### Directions
The answer is one number: how many lines in the data below hold "Rheinanfichten".

Stored records:
════════

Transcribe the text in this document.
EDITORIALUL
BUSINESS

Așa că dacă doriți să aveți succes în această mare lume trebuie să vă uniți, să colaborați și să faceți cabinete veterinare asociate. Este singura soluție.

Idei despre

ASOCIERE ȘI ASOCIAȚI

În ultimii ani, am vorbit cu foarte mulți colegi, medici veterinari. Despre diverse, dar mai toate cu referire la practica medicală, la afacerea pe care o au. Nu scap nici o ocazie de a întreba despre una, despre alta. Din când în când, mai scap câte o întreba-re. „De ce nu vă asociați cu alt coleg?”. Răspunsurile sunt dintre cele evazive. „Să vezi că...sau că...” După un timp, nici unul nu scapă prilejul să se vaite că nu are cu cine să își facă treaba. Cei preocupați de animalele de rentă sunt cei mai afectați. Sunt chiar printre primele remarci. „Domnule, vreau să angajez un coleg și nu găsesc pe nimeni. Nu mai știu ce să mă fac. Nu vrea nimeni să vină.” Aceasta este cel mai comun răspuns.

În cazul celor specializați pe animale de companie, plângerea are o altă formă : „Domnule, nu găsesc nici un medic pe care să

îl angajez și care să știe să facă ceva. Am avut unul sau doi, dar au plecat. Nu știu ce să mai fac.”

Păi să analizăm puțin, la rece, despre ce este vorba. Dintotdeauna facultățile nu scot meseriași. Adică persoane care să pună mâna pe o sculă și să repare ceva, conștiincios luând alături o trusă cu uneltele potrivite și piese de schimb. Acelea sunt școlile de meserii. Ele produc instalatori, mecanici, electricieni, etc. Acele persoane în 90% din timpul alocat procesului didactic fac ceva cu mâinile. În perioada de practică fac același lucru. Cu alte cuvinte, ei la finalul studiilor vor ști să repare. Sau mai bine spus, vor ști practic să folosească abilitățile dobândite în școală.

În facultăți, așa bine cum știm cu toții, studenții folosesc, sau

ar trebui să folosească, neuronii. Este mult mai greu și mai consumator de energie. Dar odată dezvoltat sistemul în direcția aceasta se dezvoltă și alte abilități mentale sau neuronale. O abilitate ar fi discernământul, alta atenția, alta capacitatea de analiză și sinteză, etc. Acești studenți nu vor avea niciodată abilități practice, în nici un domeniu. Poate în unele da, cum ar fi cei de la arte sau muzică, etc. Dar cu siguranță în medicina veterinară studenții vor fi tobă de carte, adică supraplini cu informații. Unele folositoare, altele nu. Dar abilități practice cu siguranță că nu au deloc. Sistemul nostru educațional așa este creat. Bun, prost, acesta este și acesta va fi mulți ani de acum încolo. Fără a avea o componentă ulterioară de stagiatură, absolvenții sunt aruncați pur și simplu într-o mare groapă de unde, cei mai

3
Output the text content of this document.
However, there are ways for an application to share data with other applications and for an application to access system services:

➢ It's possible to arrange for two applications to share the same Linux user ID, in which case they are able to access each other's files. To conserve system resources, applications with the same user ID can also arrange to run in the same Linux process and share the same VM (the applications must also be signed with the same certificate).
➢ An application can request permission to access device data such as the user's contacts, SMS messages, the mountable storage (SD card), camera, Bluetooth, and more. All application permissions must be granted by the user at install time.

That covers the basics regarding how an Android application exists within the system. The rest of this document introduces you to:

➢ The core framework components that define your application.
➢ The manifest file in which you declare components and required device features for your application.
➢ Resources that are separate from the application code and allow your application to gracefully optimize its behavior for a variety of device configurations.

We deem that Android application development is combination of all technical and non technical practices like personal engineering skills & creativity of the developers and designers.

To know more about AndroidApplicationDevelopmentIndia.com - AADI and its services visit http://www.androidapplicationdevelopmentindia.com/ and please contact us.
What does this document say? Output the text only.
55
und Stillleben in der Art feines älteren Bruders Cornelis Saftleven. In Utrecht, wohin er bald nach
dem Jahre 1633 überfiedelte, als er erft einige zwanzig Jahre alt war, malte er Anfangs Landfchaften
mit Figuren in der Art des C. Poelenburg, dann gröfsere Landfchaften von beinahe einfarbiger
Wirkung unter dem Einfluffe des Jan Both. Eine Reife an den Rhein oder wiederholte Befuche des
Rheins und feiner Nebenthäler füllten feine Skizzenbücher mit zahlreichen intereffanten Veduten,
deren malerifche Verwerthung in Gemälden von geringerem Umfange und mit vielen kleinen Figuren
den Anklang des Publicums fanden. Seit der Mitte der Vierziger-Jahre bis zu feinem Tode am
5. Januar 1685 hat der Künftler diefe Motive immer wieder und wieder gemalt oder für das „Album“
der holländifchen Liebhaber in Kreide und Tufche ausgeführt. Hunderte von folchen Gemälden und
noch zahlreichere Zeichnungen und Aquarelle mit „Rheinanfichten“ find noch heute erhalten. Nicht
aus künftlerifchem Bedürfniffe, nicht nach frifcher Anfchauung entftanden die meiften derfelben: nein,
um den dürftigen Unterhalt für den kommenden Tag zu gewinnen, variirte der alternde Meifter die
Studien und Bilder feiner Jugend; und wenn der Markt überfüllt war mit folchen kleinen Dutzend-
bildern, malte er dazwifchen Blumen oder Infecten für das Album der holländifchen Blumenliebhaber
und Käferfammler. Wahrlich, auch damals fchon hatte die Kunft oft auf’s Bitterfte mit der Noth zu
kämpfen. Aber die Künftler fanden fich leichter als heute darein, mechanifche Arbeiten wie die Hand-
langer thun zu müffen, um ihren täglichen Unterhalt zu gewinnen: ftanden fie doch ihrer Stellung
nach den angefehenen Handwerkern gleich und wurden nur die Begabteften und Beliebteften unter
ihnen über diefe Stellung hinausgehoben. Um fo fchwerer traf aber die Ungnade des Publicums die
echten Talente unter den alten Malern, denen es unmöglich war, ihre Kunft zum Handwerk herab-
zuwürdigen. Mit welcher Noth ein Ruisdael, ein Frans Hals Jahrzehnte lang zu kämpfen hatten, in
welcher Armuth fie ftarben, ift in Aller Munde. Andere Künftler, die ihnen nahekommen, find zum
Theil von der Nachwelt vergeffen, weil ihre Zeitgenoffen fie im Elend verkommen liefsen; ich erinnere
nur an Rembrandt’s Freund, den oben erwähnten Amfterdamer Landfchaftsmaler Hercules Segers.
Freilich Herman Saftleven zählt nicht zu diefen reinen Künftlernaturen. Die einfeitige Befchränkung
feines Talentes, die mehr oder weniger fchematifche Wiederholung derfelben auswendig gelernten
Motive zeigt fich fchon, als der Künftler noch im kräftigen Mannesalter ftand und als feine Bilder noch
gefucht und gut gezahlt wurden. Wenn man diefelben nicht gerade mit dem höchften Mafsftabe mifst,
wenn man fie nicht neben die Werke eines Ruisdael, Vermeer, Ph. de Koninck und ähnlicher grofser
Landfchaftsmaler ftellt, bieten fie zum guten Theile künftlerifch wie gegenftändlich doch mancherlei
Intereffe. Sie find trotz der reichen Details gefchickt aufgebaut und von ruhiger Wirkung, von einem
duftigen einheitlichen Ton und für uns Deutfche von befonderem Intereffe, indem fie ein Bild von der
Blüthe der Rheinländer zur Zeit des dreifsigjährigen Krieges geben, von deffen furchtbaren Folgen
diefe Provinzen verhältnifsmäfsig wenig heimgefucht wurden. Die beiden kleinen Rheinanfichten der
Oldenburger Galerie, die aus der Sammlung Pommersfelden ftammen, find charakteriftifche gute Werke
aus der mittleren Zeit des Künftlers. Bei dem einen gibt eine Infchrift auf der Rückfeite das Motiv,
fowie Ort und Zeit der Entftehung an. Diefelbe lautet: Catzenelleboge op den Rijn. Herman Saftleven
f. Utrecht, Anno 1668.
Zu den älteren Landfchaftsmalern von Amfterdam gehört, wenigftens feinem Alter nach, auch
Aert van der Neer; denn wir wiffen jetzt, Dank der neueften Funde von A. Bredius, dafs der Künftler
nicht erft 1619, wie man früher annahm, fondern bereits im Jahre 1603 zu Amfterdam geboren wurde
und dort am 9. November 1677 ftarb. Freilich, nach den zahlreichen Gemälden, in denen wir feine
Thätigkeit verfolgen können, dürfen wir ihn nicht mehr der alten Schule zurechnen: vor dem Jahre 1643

════════

### Exercise solution
2